• Exercise details:
Copy out, unchanged, everything in the entries from the line containing "list-item-app-manager[interactable]: Administrador de" down to the line containing "list-item-label: Cámara (84, 347, 156, 369)", including both of those lines.

• Exercise data:
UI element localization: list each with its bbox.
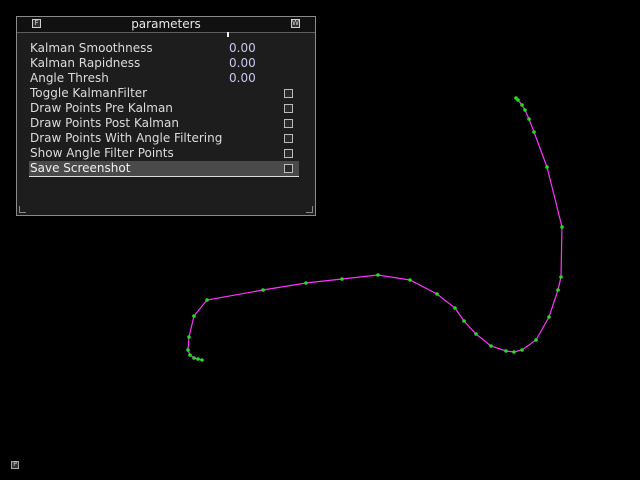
trajectory-point bbox=[376, 273, 380, 277]
trajectory-point bbox=[462, 319, 466, 323]
panel-toggle-icon[interactable]: P bbox=[11, 461, 19, 469]
angle-thresh-label: Angle Thresh bbox=[30, 71, 109, 85]
angle-thresh-value: 0.00 bbox=[229, 71, 256, 85]
kalman-smoothness-label: Kalman Smoothness bbox=[30, 41, 153, 55]
toggle-kalman-filter-checkbox[interactable] bbox=[284, 89, 293, 98]
trajectory-point bbox=[261, 288, 265, 292]
show-angle-filter-points-label: Show Angle Filter Points bbox=[30, 146, 174, 160]
save-screenshot-checkbox[interactable] bbox=[284, 164, 293, 173]
trajectory-point bbox=[489, 344, 493, 348]
show-angle-filter-points-toggle[interactable]: Show Angle Filter Points bbox=[29, 146, 299, 161]
trajectory-point bbox=[520, 348, 524, 352]
resize-corner-right[interactable] bbox=[306, 206, 313, 213]
trajectory-point bbox=[435, 292, 439, 296]
trajectory-point bbox=[474, 332, 478, 336]
kalman-rapidness-slider[interactable]: Kalman Rapidness 0.00 bbox=[29, 56, 299, 71]
trajectory-point bbox=[408, 278, 412, 282]
trajectory-point bbox=[560, 225, 564, 229]
save-screenshot-label: Save Screenshot bbox=[30, 161, 131, 175]
trajectory-point bbox=[534, 338, 538, 342]
trajectory-point bbox=[527, 117, 531, 121]
trajectory-point bbox=[453, 306, 457, 310]
trajectory-point bbox=[192, 356, 196, 360]
panel-titlebar[interactable]: F parameters W bbox=[17, 17, 315, 33]
kalman-smoothness-slider[interactable]: Kalman Smoothness 0.00 bbox=[29, 41, 299, 56]
trajectory-point bbox=[200, 358, 204, 362]
save-screenshot-button[interactable]: Save Screenshot bbox=[29, 161, 299, 177]
trajectory-point bbox=[340, 277, 344, 281]
toggle-kalman-filter-label: Toggle KalmanFilter bbox=[30, 86, 148, 100]
trajectory-point bbox=[196, 357, 200, 361]
kalman-smoothness-value: 0.00 bbox=[229, 41, 256, 55]
draw-points-angle-filtering-checkbox[interactable] bbox=[284, 134, 293, 143]
resize-corner-left[interactable] bbox=[19, 206, 26, 213]
panel-resize-marker bbox=[227, 32, 229, 37]
draw-points-angle-filtering-toggle[interactable]: Draw Points With Angle Filtering bbox=[29, 131, 299, 146]
parameters-panel[interactable]: F parameters W Kalman Smoothness 0.00 Ka… bbox=[16, 16, 316, 216]
draw-points-angle-filtering-label: Draw Points With Angle Filtering bbox=[30, 131, 223, 145]
trajectory-point bbox=[545, 165, 549, 169]
minimize-icon[interactable]: W bbox=[291, 19, 300, 28]
trajectory-point bbox=[187, 335, 191, 339]
draw-points-post-kalman-label: Draw Points Post Kalman bbox=[30, 116, 179, 130]
draw-points-post-kalman-checkbox[interactable] bbox=[284, 119, 293, 128]
kalman-rapidness-label: Kalman Rapidness bbox=[30, 56, 141, 70]
trajectory-point bbox=[512, 350, 516, 354]
trajectory-point bbox=[520, 103, 524, 107]
draw-points-pre-kalman-toggle[interactable]: Draw Points Pre Kalman bbox=[29, 101, 299, 116]
kalman-rapidness-value: 0.00 bbox=[229, 56, 256, 70]
trajectory-point bbox=[304, 281, 308, 285]
draw-points-pre-kalman-checkbox[interactable] bbox=[284, 104, 293, 113]
trajectory-point bbox=[186, 348, 190, 352]
trajectory-point bbox=[516, 98, 520, 102]
draw-points-pre-kalman-label: Draw Points Pre Kalman bbox=[30, 101, 173, 115]
trajectory-point bbox=[559, 275, 563, 279]
trajectory-point bbox=[188, 353, 192, 357]
trajectory-point bbox=[556, 288, 560, 292]
trajectory-point bbox=[523, 108, 527, 112]
panel-title: parameters bbox=[131, 17, 201, 31]
angle-thresh-slider[interactable]: Angle Thresh 0.00 bbox=[29, 71, 299, 86]
show-angle-filter-points-checkbox[interactable] bbox=[284, 149, 293, 158]
trajectory-point bbox=[504, 349, 508, 353]
draw-points-post-kalman-toggle[interactable]: Draw Points Post Kalman bbox=[29, 116, 299, 131]
trajectory-point bbox=[547, 315, 551, 319]
trajectory-point bbox=[532, 130, 536, 134]
trajectory-point bbox=[192, 314, 196, 318]
toggle-kalman-filter-toggle[interactable]: Toggle KalmanFilter bbox=[29, 86, 299, 101]
trajectory-point bbox=[205, 298, 209, 302]
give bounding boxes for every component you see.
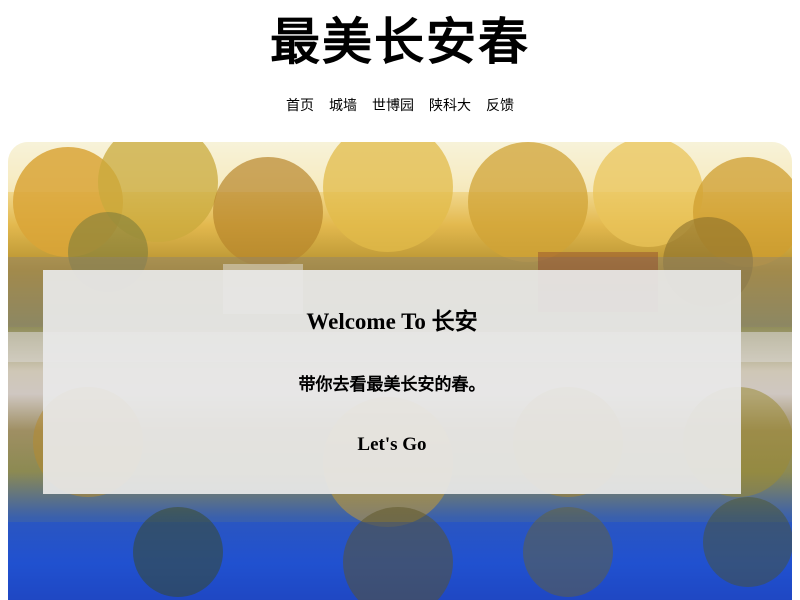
nav-item-home[interactable]: 首页 <box>286 95 314 115</box>
nav-item-feedback[interactable]: 反馈 <box>486 95 514 115</box>
site-title: 最美长安春 <box>270 12 530 71</box>
welcome-panel: Welcome To 长安 带你去看最美长安的春。 Let's Go <box>43 270 741 494</box>
welcome-subtitle: 带你去看最美长安的春。 <box>298 375 486 395</box>
nav-item-university[interactable]: 陕科大 <box>429 95 471 115</box>
nav-item-city-wall[interactable]: 城墙 <box>329 95 357 115</box>
welcome-heading: Welcome To 长安 <box>306 309 478 334</box>
lets-go-button[interactable]: Let's Go <box>342 430 442 460</box>
main-nav: 首页 城墙 世博园 陕科大 反馈 <box>0 95 800 115</box>
nav-item-expo-park[interactable]: 世博园 <box>372 95 414 115</box>
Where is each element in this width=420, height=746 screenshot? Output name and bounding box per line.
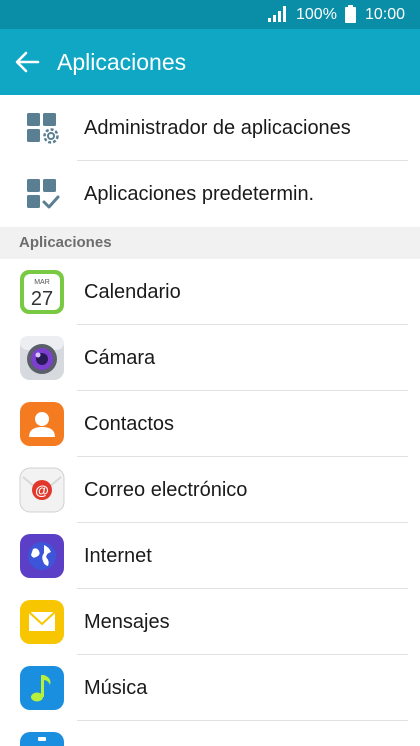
list-item-app-manager[interactable]: Administrador de aplicaciones (0, 95, 420, 161)
arrow-back-icon[interactable] (14, 50, 40, 74)
battery-percent: 100% (296, 6, 337, 23)
list-item-label: Calendario (84, 281, 181, 303)
list-item-label: Internet (84, 545, 152, 567)
battery-icon (345, 5, 356, 23)
app-icon (20, 732, 64, 746)
list-item-label: Administrador de aplicaciones (84, 117, 351, 139)
list-item-default-apps[interactable]: Aplicaciones predetermin. (0, 161, 420, 227)
list-item-label: Cámara (84, 347, 156, 369)
list-item-calendar[interactable]: MAR 27 Calendario (0, 259, 420, 325)
list-item-partial[interactable] (0, 721, 420, 746)
list-item-label: Mensajes (84, 611, 170, 633)
apps-settings-icon (27, 113, 59, 144)
music-icon (20, 666, 64, 710)
page-title: Aplicaciones (57, 49, 187, 75)
list-item-contacts[interactable]: Contactos (0, 391, 420, 457)
list-item-label: Música (84, 677, 148, 699)
list-item-internet[interactable]: Internet (0, 523, 420, 589)
calendar-day: 27 (31, 288, 53, 310)
section-header: Aplicaciones (0, 227, 420, 259)
contacts-icon (20, 402, 64, 446)
messages-icon (20, 600, 64, 644)
calendar-month: MAR (34, 279, 50, 286)
calendar-icon: MAR 27 (20, 270, 64, 314)
clock: 10:00 (365, 6, 406, 23)
app-bar: Aplicaciones (0, 29, 420, 95)
status-bar: 100% 10:00 (0, 0, 420, 29)
list-item-label: Correo electrónico (84, 479, 248, 501)
section-title: Aplicaciones (19, 234, 112, 251)
email-icon: @ (19, 467, 65, 513)
camera-icon (20, 336, 64, 380)
signal-icon (268, 6, 286, 22)
list-item-messages[interactable]: Mensajes (0, 589, 420, 655)
apps-default-icon (27, 179, 60, 209)
svg-text:@: @ (35, 482, 49, 498)
list-item-camera[interactable]: Cámara (0, 325, 420, 391)
list-item-label: Contactos (84, 413, 175, 435)
list-item-music[interactable]: Música (0, 655, 420, 721)
list-item-label: Aplicaciones predetermin. (84, 183, 315, 205)
internet-icon (20, 534, 64, 578)
list-item-email[interactable]: @ Correo electrónico (0, 457, 420, 523)
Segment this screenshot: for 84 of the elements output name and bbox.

• Task result:
list-item-app-manager[interactable]: Administrador de aplicaciones (0, 95, 420, 161)
arrow-back-icon[interactable] (14, 50, 40, 74)
battery-percent: 100% (296, 6, 337, 23)
list-item-label: Calendario (84, 281, 181, 303)
list-item-label: Internet (84, 545, 152, 567)
battery-icon (345, 5, 356, 23)
app-icon (20, 732, 64, 746)
list-item-label: Administrador de aplicaciones (84, 117, 351, 139)
list-item-default-apps[interactable]: Aplicaciones predetermin. (0, 161, 420, 227)
list-item-label: Cámara (84, 347, 156, 369)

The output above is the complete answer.